Problem description: Identify the lines containing the word "JSON". Copy each one.

Data for this exercise:
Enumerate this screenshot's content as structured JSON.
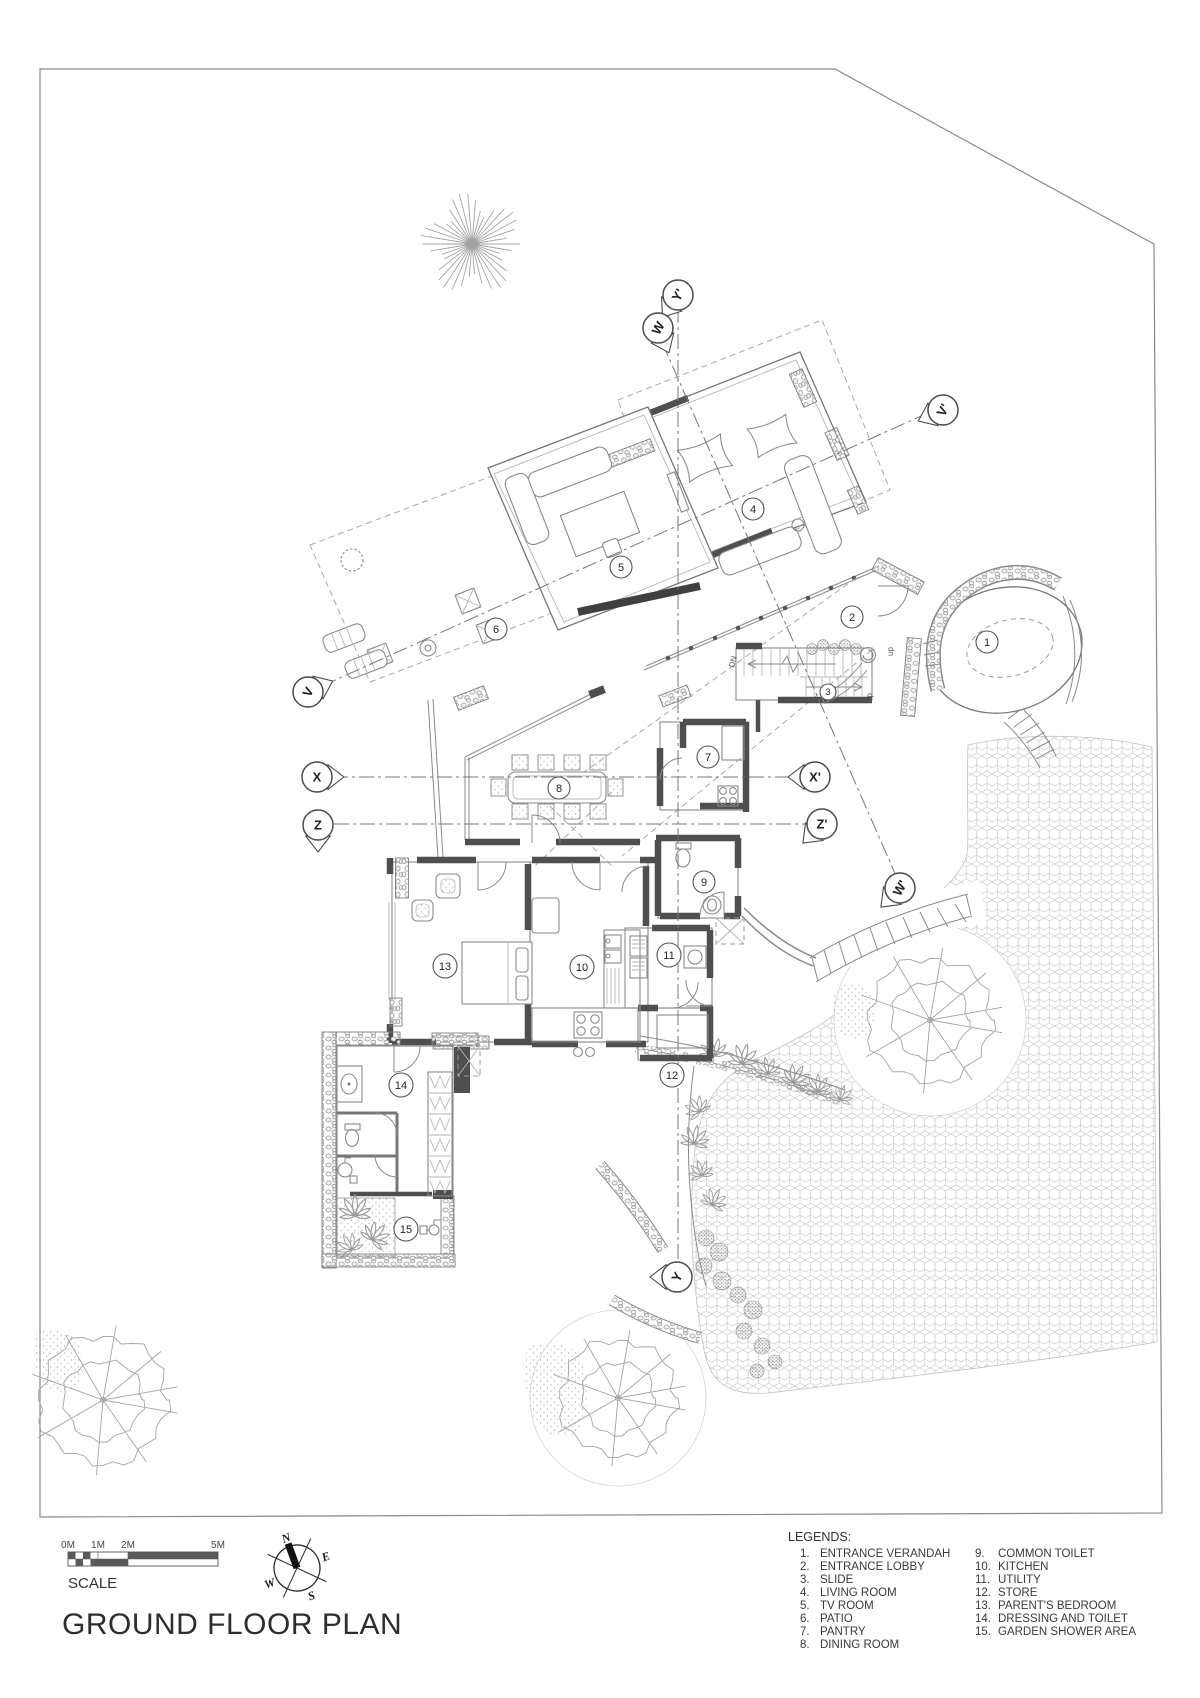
{
  "title": "GROUND FLOOR PLAN",
  "colors": {
    "paper": "#ffffff",
    "ink": "#333333",
    "wall": "#4f4f4f",
    "line": "#8a8a8a",
    "hatch": "#c8c8c8",
    "foliage": "#9c9c9c"
  },
  "scalebar": {
    "label": "SCALE",
    "marks": [
      "0M",
      "1M",
      "2M",
      "5M"
    ]
  },
  "compass": {
    "n": "N",
    "e": "E",
    "s": "S",
    "w": "W"
  },
  "plan": {
    "rooms": [
      {
        "num": "1"
      },
      {
        "num": "2"
      },
      {
        "num": "3"
      },
      {
        "num": "4"
      },
      {
        "num": "5"
      },
      {
        "num": "6"
      },
      {
        "num": "7"
      },
      {
        "num": "8"
      },
      {
        "num": "9"
      },
      {
        "num": "10"
      },
      {
        "num": "11"
      },
      {
        "num": "12"
      },
      {
        "num": "13"
      },
      {
        "num": "14"
      },
      {
        "num": "15"
      }
    ],
    "markers": [
      {
        "label": "Y'"
      },
      {
        "label": "W"
      },
      {
        "label": "V'"
      },
      {
        "label": "V"
      },
      {
        "label": "X"
      },
      {
        "label": "X'"
      },
      {
        "label": "Z"
      },
      {
        "label": "Z'"
      },
      {
        "label": "W'"
      },
      {
        "label": "Y"
      }
    ],
    "stairs": {
      "up_top": "up",
      "down": "DN",
      "up_bottom": "up"
    }
  },
  "legend": {
    "heading": "LEGENDS:",
    "left": [
      {
        "num": "1.",
        "label": "ENTRANCE VERANDAH"
      },
      {
        "num": "2.",
        "label": "ENTRANCE LOBBY"
      },
      {
        "num": "3.",
        "label": "SLIDE"
      },
      {
        "num": "4.",
        "label": "LIVING ROOM"
      },
      {
        "num": "5.",
        "label": "TV ROOM"
      },
      {
        "num": "6.",
        "label": "PATIO"
      },
      {
        "num": "7.",
        "label": "PANTRY"
      },
      {
        "num": "8.",
        "label": "DINING ROOM"
      }
    ],
    "right": [
      {
        "num": "9.",
        "label": "COMMON TOILET"
      },
      {
        "num": "10.",
        "label": "KITCHEN"
      },
      {
        "num": "11.",
        "label": "UTILITY"
      },
      {
        "num": "12.",
        "label": "STORE"
      },
      {
        "num": "13.",
        "label": "PARENT'S BEDROOM"
      },
      {
        "num": "14.",
        "label": "DRESSING AND TOILET"
      },
      {
        "num": "15.",
        "label": "GARDEN SHOWER AREA"
      }
    ]
  }
}
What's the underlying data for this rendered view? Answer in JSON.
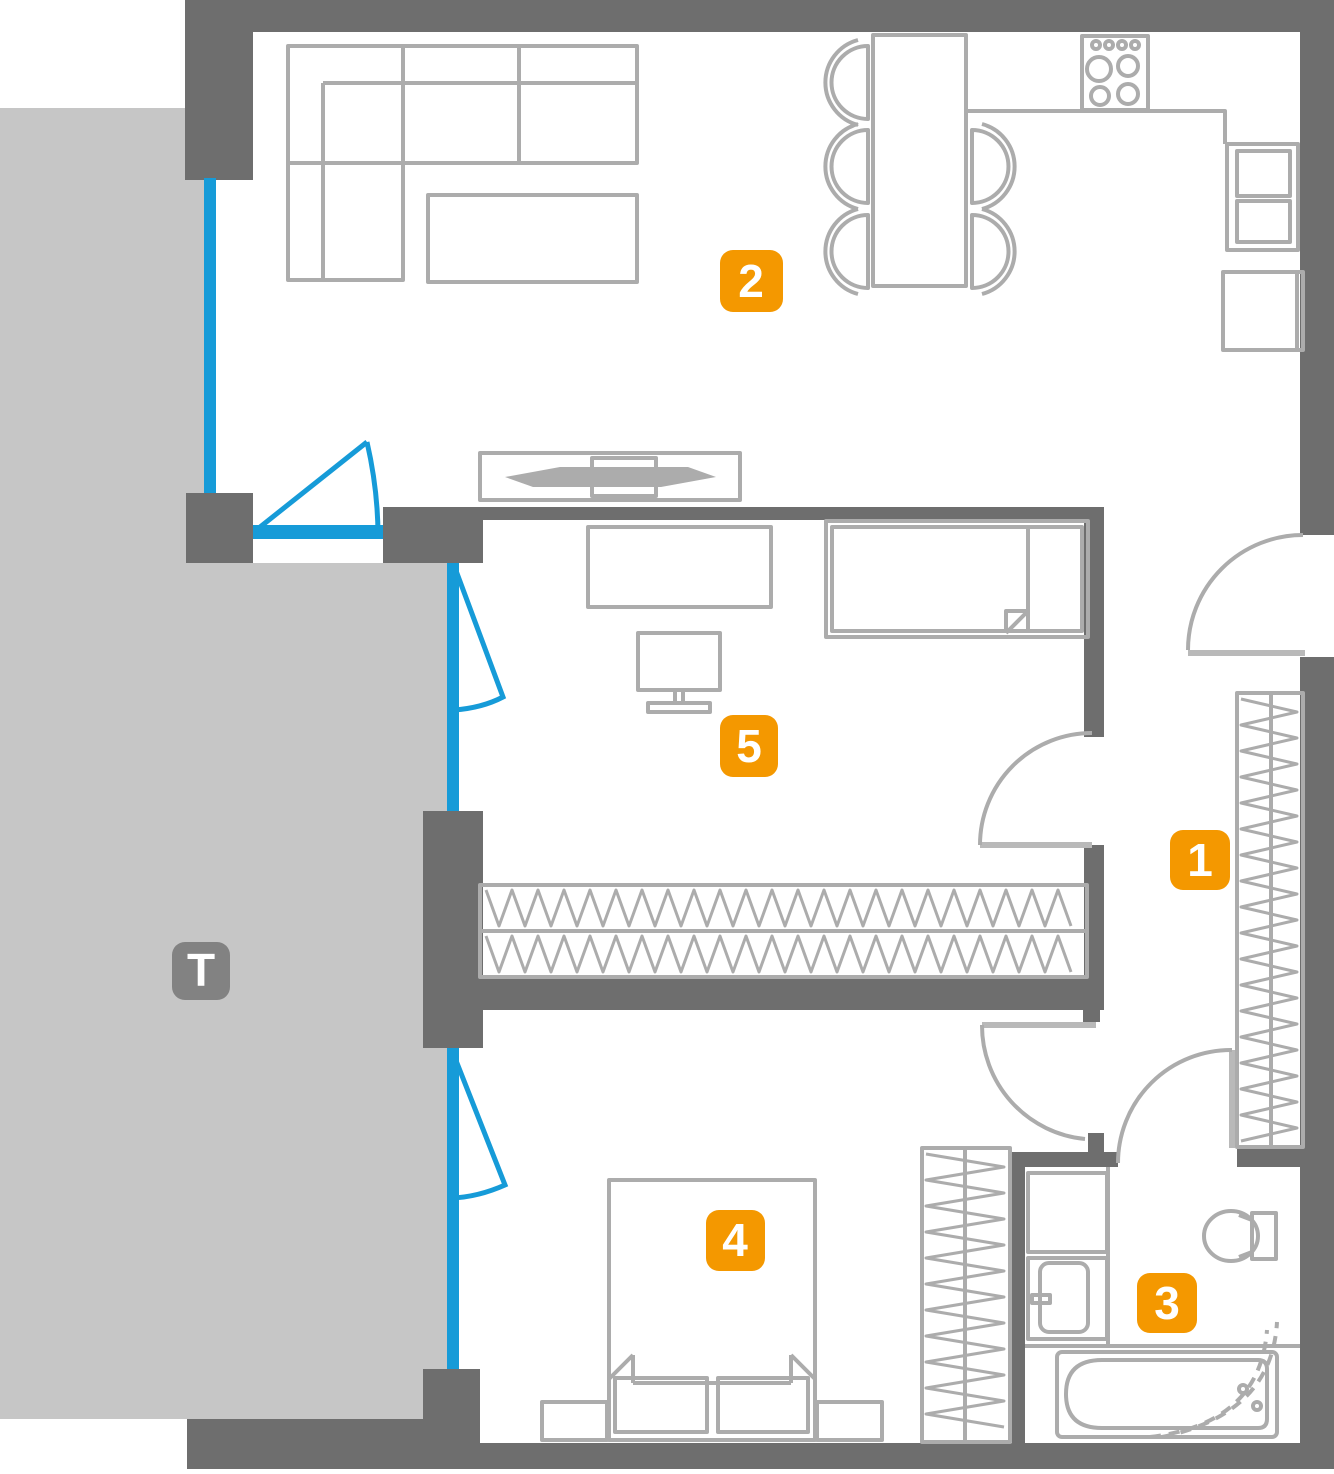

Exercise output:
Enumerate this screenshot's content as structured JSON.
What's the underlying data for this rendered view? Answer in JSON.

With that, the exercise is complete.